> _Recorded information_:
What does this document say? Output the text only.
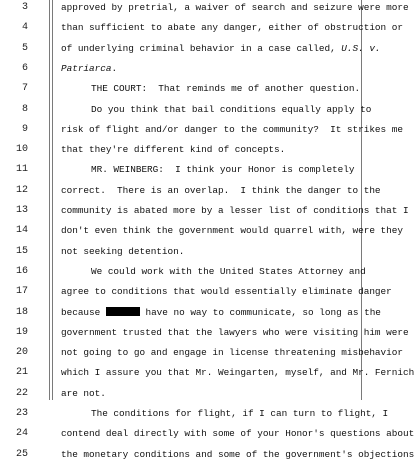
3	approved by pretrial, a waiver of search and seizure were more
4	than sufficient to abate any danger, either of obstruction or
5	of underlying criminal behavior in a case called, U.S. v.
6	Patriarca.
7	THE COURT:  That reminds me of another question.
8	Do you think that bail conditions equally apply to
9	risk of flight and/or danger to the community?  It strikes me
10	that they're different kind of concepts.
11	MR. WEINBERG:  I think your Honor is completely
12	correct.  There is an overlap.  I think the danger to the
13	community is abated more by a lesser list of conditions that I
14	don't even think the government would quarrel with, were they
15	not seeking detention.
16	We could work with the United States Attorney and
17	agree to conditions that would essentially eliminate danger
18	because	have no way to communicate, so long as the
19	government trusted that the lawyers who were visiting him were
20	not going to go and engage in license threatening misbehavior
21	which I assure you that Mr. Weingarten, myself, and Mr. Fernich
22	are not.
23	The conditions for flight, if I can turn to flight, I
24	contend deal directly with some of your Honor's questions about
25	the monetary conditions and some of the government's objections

> _Your objective_:
Take every line from the data that contains the word "more".

> _Result_:
3	approved by pretrial, a waiver of search and seizure were more
13	community is abated more by a lesser list of conditions that I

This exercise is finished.